----- Dataset content -----

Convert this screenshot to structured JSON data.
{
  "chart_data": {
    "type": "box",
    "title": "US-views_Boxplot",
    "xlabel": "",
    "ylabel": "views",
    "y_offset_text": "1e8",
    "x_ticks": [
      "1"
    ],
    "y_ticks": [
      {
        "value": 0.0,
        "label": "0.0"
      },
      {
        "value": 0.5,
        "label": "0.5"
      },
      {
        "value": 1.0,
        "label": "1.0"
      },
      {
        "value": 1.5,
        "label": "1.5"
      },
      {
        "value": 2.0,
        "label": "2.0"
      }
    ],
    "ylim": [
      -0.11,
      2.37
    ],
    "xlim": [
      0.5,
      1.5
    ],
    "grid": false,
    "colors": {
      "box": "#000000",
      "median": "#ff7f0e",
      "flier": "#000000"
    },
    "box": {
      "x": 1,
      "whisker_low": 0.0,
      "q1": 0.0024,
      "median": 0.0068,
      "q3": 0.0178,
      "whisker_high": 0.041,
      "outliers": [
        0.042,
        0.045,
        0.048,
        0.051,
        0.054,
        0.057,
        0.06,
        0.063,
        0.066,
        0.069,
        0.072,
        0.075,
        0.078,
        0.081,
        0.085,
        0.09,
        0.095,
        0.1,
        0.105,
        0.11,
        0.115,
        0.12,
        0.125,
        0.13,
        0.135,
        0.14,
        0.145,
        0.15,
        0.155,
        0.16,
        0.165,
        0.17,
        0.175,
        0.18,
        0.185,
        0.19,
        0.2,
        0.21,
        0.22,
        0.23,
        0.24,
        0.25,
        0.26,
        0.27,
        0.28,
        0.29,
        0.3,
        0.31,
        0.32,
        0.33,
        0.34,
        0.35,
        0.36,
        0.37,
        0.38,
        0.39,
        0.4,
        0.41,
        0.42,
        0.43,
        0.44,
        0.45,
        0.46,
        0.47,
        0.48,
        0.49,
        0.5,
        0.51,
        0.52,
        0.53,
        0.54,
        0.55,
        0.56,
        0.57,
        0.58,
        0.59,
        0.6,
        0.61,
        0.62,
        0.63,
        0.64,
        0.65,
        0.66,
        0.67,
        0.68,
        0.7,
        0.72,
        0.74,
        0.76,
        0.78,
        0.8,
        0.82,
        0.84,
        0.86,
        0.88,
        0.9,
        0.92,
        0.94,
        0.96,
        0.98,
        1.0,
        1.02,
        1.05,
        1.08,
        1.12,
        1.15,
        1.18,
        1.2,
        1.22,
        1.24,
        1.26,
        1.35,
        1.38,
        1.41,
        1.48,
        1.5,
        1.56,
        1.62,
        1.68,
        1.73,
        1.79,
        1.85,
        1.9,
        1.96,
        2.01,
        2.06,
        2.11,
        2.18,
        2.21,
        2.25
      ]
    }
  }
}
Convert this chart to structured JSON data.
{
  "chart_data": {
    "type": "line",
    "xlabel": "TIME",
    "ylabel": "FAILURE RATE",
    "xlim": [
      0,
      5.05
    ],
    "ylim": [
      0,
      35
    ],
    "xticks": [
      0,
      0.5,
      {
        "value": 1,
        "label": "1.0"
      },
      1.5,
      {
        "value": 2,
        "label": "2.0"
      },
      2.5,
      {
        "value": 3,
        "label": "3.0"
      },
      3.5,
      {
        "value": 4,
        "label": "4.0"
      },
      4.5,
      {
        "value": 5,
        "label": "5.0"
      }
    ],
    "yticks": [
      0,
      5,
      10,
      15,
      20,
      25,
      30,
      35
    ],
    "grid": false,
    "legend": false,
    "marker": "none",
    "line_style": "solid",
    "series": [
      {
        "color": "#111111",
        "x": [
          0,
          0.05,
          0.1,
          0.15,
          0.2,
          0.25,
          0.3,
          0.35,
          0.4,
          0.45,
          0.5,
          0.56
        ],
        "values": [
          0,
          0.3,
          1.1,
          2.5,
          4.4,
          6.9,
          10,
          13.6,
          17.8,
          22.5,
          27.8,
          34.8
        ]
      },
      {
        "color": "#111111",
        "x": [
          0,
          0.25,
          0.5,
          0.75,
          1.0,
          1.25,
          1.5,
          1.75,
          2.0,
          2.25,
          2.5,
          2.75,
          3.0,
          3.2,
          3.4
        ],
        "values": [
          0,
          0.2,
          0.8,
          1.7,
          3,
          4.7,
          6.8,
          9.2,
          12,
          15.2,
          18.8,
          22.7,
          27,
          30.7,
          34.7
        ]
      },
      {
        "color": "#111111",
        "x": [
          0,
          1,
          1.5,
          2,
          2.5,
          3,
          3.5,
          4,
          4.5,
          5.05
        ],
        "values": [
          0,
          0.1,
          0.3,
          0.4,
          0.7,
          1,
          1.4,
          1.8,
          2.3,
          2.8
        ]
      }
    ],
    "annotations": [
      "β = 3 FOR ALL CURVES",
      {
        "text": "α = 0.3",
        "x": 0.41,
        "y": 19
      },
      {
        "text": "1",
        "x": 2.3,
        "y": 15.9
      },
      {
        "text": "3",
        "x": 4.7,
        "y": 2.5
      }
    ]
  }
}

-----

- _Goal of the exercise_
From the first line to the last, please quote the material above exactly.

- _Answer below_
Convert this screenshot to structured JSON data.
{
  "chart_data": {
    "type": "box",
    "title": "US-views_Boxplot",
    "xlabel": "",
    "ylabel": "views",
    "y_offset_text": "1e8",
    "x_ticks": [
      "1"
    ],
    "y_ticks": [
      {
        "value": 0.0,
        "label": "0.0"
      },
      {
        "value": 0.5,
        "label": "0.5"
      },
      {
        "value": 1.0,
        "label": "1.0"
      },
      {
        "value": 1.5,
        "label": "1.5"
      },
      {
        "value": 2.0,
        "label": "2.0"
      }
    ],
    "ylim": [
      -0.11,
      2.37
    ],
    "xlim": [
      0.5,
      1.5
    ],
    "grid": false,
    "colors": {
      "box": "#000000",
      "median": "#ff7f0e",
      "flier": "#000000"
    },
    "box": {
      "x": 1,
      "whisker_low": 0.0,
      "q1": 0.0024,
      "median": 0.0068,
      "q3": 0.0178,
      "whisker_high": 0.041,
      "outliers": [
        0.042,
        0.045,
        0.048,
        0.051,
        0.054,
        0.057,
        0.06,
        0.063,
        0.066,
        0.069,
        0.072,
        0.075,
        0.078,
        0.081,
        0.085,
        0.09,
        0.095,
        0.1,
        0.105,
        0.11,
        0.115,
        0.12,
        0.125,
        0.13,
        0.135,
        0.14,
        0.145,
        0.15,
        0.155,
        0.16,
        0.165,
        0.17,
        0.175,
        0.18,
        0.185,
        0.19,
        0.2,
        0.21,
        0.22,
        0.23,
        0.24,
        0.25,
        0.26,
        0.27,
        0.28,
        0.29,
        0.3,
        0.31,
        0.32,
        0.33,
        0.34,
        0.35,
        0.36,
        0.37,
        0.38,
        0.39,
        0.4,
        0.41,
        0.42,
        0.43,
        0.44,
        0.45,
        0.46,
        0.47,
        0.48,
        0.49,
        0.5,
        0.51,
        0.52,
        0.53,
        0.54,
        0.55,
        0.56,
        0.57,
        0.58,
        0.59,
        0.6,
        0.61,
        0.62,
        0.63,
        0.64,
        0.65,
        0.66,
        0.67,
        0.68,
        0.7,
        0.72,
        0.74,
        0.76,
        0.78,
        0.8,
        0.82,
        0.84,
        0.86,
        0.88,
        0.9,
        0.92,
        0.94,
        0.96,
        0.98,
        1.0,
        1.02,
        1.05,
        1.08,
        1.12,
        1.15,
        1.18,
        1.2,
        1.22,
        1.24,
        1.26,
        1.35,
        1.38,
        1.41,
        1.48,
        1.5,
        1.56,
        1.62,
        1.68,
        1.73,
        1.79,
        1.85,
        1.9,
        1.96,
        2.01,
        2.06,
        2.11,
        2.18,
        2.21,
        2.25
      ]
    }
  }
}
Convert this chart to structured JSON data.
{
  "chart_data": {
    "type": "line",
    "xlabel": "TIME",
    "ylabel": "FAILURE RATE",
    "xlim": [
      0,
      5.05
    ],
    "ylim": [
      0,
      35
    ],
    "xticks": [
      0,
      0.5,
      {
        "value": 1,
        "label": "1.0"
      },
      1.5,
      {
        "value": 2,
        "label": "2.0"
      },
      2.5,
      {
        "value": 3,
        "label": "3.0"
      },
      3.5,
      {
        "value": 4,
        "label": "4.0"
      },
      4.5,
      {
        "value": 5,
        "label": "5.0"
      }
    ],
    "yticks": [
      0,
      5,
      10,
      15,
      20,
      25,
      30,
      35
    ],
    "grid": false,
    "legend": false,
    "marker": "none",
    "line_style": "solid",
    "series": [
      {
        "color": "#111111",
        "x": [
          0,
          0.05,
          0.1,
          0.15,
          0.2,
          0.25,
          0.3,
          0.35,
          0.4,
          0.45,
          0.5,
          0.56
        ],
        "values": [
          0,
          0.3,
          1.1,
          2.5,
          4.4,
          6.9,
          10,
          13.6,
          17.8,
          22.5,
          27.8,
          34.8
        ]
      },
      {
        "color": "#111111",
        "x": [
          0,
          0.25,
          0.5,
          0.75,
          1.0,
          1.25,
          1.5,
          1.75,
          2.0,
          2.25,
          2.5,
          2.75,
          3.0,
          3.2,
          3.4
        ],
        "values": [
          0,
          0.2,
          0.8,
          1.7,
          3,
          4.7,
          6.8,
          9.2,
          12,
          15.2,
          18.8,
          22.7,
          27,
          30.7,
          34.7
        ]
      },
      {
        "color": "#111111",
        "x": [
          0,
          1,
          1.5,
          2,
          2.5,
          3,
          3.5,
          4,
          4.5,
          5.05
        ],
        "values": [
          0,
          0.1,
          0.3,
          0.4,
          0.7,
          1,
          1.4,
          1.8,
          2.3,
          2.8
        ]
      }
    ],
    "annotations": [
      "β = 3 FOR ALL CURVES",
      {
        "text": "α = 0.3",
        "x": 0.41,
        "y": 19
      },
      {
        "text": "1",
        "x": 2.3,
        "y": 15.9
      },
      {
        "text": "3",
        "x": 4.7,
        "y": 2.5
      }
    ]
  }
}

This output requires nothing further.